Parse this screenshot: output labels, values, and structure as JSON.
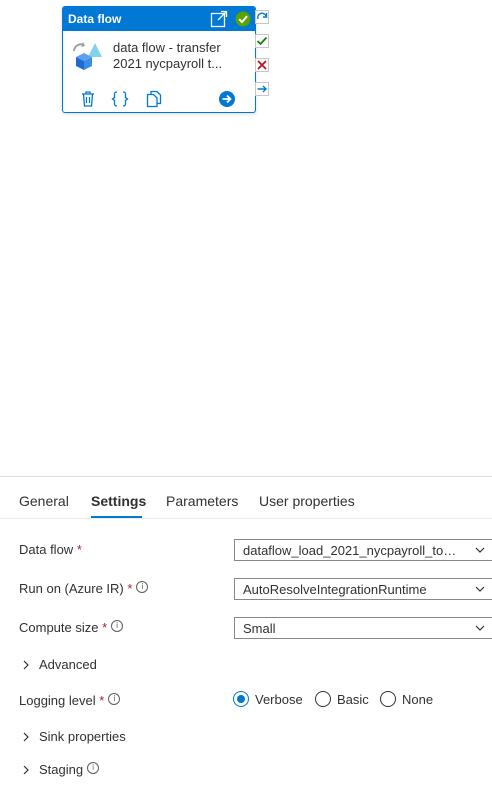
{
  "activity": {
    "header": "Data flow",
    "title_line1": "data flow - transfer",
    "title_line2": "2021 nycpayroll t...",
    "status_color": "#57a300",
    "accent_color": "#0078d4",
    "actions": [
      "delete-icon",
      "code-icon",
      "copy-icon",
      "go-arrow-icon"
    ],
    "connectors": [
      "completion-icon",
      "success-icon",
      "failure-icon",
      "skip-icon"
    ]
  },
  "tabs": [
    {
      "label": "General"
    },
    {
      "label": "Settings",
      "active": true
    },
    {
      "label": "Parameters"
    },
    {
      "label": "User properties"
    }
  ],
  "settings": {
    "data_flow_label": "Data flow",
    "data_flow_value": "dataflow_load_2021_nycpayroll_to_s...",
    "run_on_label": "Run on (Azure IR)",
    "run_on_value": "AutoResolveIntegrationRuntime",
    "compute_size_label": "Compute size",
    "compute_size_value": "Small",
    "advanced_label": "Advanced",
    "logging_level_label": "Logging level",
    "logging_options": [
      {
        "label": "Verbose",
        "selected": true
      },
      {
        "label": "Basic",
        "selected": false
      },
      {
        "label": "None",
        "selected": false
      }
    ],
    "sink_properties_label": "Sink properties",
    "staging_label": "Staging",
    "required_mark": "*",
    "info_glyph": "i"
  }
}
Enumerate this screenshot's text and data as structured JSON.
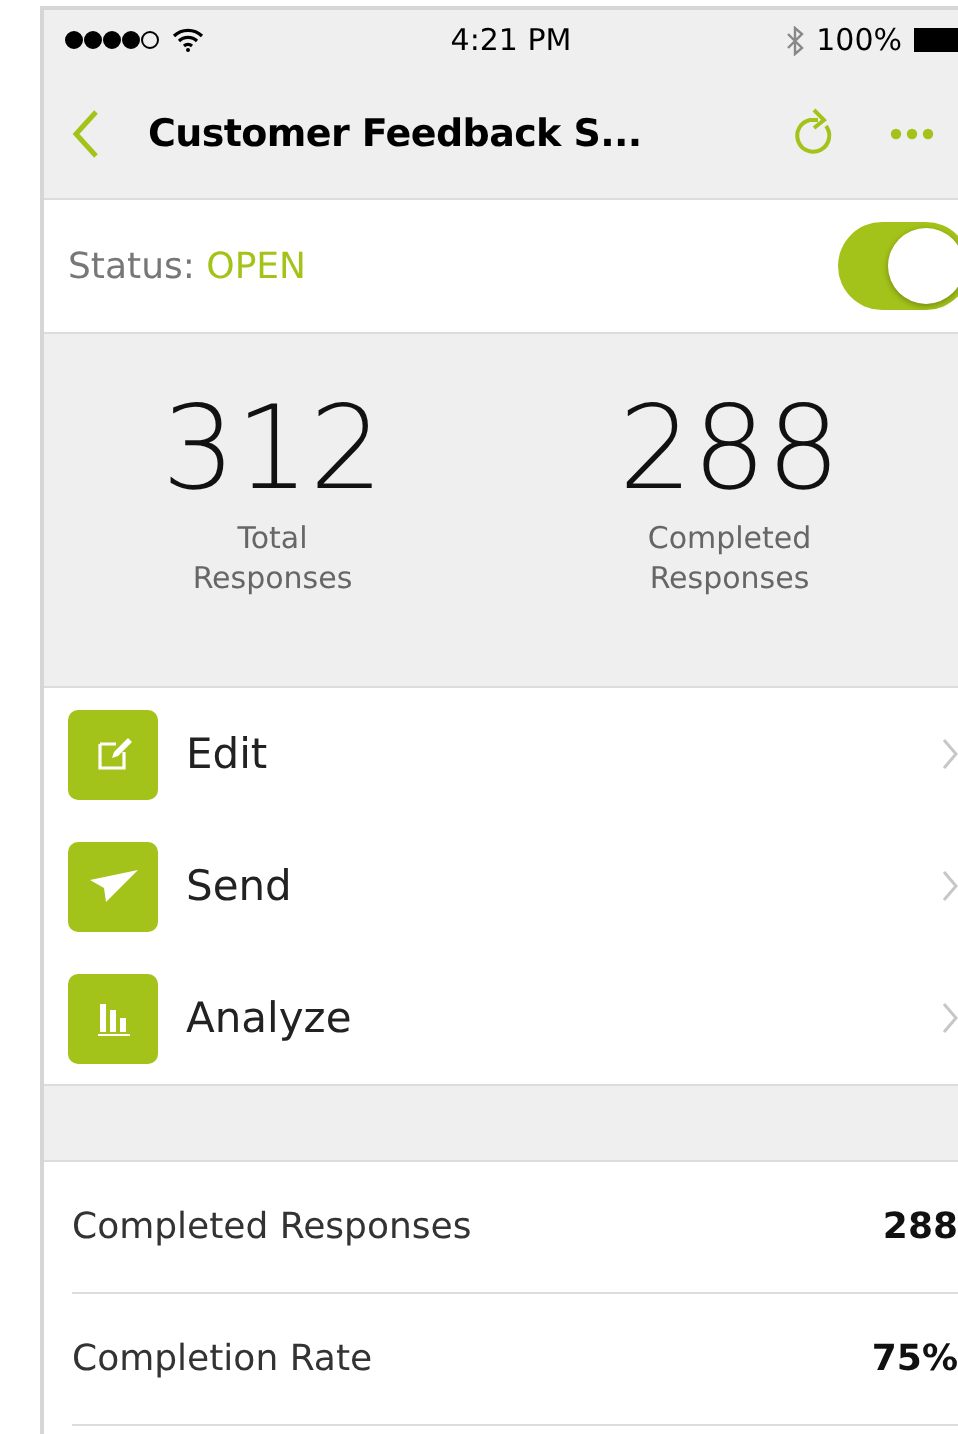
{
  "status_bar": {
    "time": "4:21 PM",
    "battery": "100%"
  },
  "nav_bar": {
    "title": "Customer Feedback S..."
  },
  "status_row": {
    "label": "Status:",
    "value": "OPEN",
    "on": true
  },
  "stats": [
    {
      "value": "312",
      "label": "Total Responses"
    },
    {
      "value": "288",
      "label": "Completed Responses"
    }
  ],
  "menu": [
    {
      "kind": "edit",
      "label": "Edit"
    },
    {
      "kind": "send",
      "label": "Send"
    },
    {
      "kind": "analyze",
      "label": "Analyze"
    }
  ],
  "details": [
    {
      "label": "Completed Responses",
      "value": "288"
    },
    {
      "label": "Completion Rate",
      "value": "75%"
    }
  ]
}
──────────
- **Your goal**
From the listing, extract all text exactly as given and drop any picture.

- **Answer to this task**
Parse this screenshot: output labels, values, and structure as JSON.
{
  "activity": {
    "header": "Data flow",
    "title_line1": "data flow - transfer",
    "title_line2": "2021 nycpayroll t...",
    "status_color": "#57a300",
    "accent_color": "#0078d4",
    "actions": [
      "delete-icon",
      "code-icon",
      "copy-icon",
      "go-arrow-icon"
    ],
    "connectors": [
      "completion-icon",
      "success-icon",
      "failure-icon",
      "skip-icon"
    ]
  },
  "tabs": [
    {
      "label": "General"
    },
    {
      "label": "Settings",
      "active": true
    },
    {
      "label": "Parameters"
    },
    {
      "label": "User properties"
    }
  ],
  "settings": {
    "data_flow_label": "Data flow",
    "data_flow_value": "dataflow_load_2021_nycpayroll_to_s...",
    "run_on_label": "Run on (Azure IR)",
    "run_on_value": "AutoResolveIntegrationRuntime",
    "compute_size_label": "Compute size",
    "compute_size_value": "Small",
    "advanced_label": "Advanced",
    "logging_level_label": "Logging level",
    "logging_options": [
      {
        "label": "Verbose",
        "selected": true
      },
      {
        "label": "Basic",
        "selected": false
      },
      {
        "label": "None",
        "selected": false
      }
    ],
    "sink_properties_label": "Sink properties",
    "staging_label": "Staging",
    "required_mark": "*",
    "info_glyph": "i"
  }
}
Enumerate this screenshot's text and data as structured JSON.
{
  "status_bar": {
    "time": "4:21 PM",
    "battery": "100%"
  },
  "nav_bar": {
    "title": "Customer Feedback S..."
  },
  "status_row": {
    "label": "Status:",
    "value": "OPEN",
    "on": true
  },
  "stats": [
    {
      "value": "312",
      "label": "Total Responses"
    },
    {
      "value": "288",
      "label": "Completed Responses"
    }
  ],
  "menu": [
    {
      "kind": "edit",
      "label": "Edit"
    },
    {
      "kind": "send",
      "label": "Send"
    },
    {
      "kind": "analyze",
      "label": "Analyze"
    }
  ],
  "details": [
    {
      "label": "Completed Responses",
      "value": "288"
    },
    {
      "label": "Completion Rate",
      "value": "75%"
    }
  ]
}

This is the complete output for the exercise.